>> start DATASET ROWS

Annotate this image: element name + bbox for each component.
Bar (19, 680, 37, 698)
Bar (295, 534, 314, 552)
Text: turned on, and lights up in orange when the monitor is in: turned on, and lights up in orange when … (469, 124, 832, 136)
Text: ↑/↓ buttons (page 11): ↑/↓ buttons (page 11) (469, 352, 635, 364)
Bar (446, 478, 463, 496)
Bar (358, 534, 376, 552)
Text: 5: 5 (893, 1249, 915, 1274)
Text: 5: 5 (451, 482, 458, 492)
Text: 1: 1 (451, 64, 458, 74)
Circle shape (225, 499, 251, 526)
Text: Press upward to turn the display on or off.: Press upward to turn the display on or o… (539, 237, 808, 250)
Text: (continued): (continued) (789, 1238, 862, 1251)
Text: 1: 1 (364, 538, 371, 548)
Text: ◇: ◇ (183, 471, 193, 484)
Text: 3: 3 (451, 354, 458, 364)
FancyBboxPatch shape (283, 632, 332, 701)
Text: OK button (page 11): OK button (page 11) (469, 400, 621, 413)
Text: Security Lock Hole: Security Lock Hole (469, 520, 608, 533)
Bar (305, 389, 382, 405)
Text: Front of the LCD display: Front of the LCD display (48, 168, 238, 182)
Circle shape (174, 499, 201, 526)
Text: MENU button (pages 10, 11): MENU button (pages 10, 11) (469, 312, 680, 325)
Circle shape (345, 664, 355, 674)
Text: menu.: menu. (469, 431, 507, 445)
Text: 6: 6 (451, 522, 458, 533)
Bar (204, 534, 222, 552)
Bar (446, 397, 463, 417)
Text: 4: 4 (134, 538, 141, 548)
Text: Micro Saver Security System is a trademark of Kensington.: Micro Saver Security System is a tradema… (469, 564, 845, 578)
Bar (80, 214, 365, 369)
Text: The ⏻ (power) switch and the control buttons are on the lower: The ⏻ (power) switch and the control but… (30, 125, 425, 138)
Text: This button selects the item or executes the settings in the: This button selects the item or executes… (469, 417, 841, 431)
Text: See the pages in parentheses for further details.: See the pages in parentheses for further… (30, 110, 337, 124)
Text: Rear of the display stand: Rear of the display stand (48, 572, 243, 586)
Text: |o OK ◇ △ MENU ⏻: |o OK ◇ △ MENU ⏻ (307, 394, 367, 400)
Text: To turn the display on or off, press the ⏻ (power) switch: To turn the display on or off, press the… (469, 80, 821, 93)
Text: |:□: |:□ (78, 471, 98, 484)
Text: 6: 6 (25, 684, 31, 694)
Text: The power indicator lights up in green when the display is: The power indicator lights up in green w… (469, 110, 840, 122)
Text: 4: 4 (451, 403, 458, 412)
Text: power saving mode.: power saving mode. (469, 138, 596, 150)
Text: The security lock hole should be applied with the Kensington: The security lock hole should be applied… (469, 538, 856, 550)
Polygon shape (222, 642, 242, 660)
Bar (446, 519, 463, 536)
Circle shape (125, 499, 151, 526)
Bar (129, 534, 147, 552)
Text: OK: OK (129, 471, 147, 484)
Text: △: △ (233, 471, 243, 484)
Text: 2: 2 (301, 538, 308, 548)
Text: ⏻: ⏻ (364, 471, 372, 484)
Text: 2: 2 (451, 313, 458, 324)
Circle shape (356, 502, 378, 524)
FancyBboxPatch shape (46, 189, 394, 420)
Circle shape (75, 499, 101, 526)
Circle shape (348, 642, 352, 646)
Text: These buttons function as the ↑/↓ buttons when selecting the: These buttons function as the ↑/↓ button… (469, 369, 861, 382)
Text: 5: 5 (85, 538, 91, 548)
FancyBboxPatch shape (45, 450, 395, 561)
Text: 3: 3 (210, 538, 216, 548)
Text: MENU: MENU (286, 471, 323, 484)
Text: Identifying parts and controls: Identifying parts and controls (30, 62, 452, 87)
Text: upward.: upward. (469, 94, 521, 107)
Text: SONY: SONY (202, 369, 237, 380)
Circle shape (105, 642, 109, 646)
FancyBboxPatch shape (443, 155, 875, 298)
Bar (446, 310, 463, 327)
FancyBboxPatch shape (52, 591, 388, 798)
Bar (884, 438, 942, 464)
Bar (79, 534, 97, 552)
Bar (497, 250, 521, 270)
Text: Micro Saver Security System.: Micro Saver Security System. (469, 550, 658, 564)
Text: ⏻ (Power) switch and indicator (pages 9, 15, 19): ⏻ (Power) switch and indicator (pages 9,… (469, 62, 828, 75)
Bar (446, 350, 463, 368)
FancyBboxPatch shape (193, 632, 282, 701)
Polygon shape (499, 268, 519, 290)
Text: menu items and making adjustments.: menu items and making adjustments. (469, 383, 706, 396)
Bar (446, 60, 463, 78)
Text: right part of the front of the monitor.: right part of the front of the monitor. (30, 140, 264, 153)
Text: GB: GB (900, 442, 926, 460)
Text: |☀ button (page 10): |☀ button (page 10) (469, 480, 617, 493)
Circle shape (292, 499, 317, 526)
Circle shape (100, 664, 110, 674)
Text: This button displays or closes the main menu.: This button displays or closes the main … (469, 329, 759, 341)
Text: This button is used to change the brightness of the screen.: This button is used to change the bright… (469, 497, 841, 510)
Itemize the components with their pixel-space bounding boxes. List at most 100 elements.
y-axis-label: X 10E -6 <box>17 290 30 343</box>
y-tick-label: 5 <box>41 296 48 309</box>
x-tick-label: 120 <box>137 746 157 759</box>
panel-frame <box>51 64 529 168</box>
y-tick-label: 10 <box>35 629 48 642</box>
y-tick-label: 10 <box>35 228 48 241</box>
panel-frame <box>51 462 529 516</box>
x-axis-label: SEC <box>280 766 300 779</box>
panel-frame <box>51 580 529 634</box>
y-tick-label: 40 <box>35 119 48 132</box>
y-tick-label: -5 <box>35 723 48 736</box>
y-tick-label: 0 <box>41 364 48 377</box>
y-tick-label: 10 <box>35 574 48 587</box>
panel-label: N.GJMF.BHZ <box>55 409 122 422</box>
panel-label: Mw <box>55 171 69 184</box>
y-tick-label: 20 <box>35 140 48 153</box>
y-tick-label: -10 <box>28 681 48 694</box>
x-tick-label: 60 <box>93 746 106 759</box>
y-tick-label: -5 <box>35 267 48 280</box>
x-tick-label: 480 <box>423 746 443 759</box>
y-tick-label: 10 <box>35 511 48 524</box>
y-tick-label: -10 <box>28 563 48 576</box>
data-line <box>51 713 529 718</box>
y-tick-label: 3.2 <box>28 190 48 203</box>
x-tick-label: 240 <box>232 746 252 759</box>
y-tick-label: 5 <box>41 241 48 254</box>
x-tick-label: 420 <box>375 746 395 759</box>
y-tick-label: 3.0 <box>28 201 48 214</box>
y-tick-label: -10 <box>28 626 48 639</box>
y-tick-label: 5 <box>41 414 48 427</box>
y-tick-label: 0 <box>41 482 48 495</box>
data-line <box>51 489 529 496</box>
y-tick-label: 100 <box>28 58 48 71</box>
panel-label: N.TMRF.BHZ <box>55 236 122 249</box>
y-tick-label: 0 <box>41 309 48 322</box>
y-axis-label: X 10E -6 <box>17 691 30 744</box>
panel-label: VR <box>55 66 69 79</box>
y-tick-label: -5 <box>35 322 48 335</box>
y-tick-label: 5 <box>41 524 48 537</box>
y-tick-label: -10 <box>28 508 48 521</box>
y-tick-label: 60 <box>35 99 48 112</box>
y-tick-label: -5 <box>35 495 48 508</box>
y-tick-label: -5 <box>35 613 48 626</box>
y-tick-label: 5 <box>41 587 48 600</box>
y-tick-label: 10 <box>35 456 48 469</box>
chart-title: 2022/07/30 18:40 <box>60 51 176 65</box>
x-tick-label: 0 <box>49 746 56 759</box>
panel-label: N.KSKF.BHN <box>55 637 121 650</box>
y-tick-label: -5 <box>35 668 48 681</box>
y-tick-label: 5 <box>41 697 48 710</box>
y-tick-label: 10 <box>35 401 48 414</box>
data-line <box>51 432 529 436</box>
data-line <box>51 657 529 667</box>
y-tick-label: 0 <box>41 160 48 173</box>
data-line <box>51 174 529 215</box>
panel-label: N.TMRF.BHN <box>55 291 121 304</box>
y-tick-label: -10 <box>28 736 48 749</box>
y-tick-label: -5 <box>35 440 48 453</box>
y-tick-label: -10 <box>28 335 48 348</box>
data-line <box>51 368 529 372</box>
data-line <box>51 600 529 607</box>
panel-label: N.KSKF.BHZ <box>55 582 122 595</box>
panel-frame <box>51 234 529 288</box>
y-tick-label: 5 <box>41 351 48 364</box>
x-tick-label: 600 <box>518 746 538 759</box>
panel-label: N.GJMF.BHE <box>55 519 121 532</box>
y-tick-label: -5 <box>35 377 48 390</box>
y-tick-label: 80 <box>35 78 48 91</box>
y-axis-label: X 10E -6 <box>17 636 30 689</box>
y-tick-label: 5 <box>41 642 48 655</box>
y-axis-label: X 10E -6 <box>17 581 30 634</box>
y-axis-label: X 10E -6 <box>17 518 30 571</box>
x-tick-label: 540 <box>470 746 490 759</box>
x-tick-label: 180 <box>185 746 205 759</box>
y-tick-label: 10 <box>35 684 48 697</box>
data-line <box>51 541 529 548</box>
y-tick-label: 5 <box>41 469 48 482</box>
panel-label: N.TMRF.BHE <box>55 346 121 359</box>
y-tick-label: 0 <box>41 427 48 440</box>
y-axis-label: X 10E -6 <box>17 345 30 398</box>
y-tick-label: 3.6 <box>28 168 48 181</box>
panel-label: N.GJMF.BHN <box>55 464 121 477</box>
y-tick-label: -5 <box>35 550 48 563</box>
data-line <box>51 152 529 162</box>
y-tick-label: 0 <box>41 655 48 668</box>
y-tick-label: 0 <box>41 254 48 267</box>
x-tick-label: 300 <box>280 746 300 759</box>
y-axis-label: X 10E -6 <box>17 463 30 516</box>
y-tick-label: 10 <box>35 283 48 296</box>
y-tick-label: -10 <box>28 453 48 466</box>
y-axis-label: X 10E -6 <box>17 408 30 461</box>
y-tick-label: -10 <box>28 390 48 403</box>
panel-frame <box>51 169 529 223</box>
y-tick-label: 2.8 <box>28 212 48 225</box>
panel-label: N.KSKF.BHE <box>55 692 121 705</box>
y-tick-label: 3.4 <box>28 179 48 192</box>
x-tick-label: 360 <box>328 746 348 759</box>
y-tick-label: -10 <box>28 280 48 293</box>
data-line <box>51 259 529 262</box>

>> end DATASET ROWS

YOUR INSTRUCTIONS:
Present the records above as a numbered list, starting from their first line and ending after the line that contains "Circle shape (225, 499, 251, 526)". Leave out any blank lines.

OUTPUT OF THE TASK:
1. Annotate this image: element name + bbox for each component.
2. Bar (19, 680, 37, 698)
3. Bar (295, 534, 314, 552)
4. Text: turned on, and lights up in orange when the monitor is in: turned on, and lights up in orange when … (469, 124, 832, 136)
5. Text: ↑/↓ buttons (page 11): ↑/↓ buttons (page 11) (469, 352, 635, 364)
6. Bar (446, 478, 463, 496)
7. Bar (358, 534, 376, 552)
8. Text: 5: 5 (893, 1249, 915, 1274)
9. Text: 5: 5 (451, 482, 458, 492)
10. Text: 1: 1 (451, 64, 458, 74)
11. Circle shape (225, 499, 251, 526)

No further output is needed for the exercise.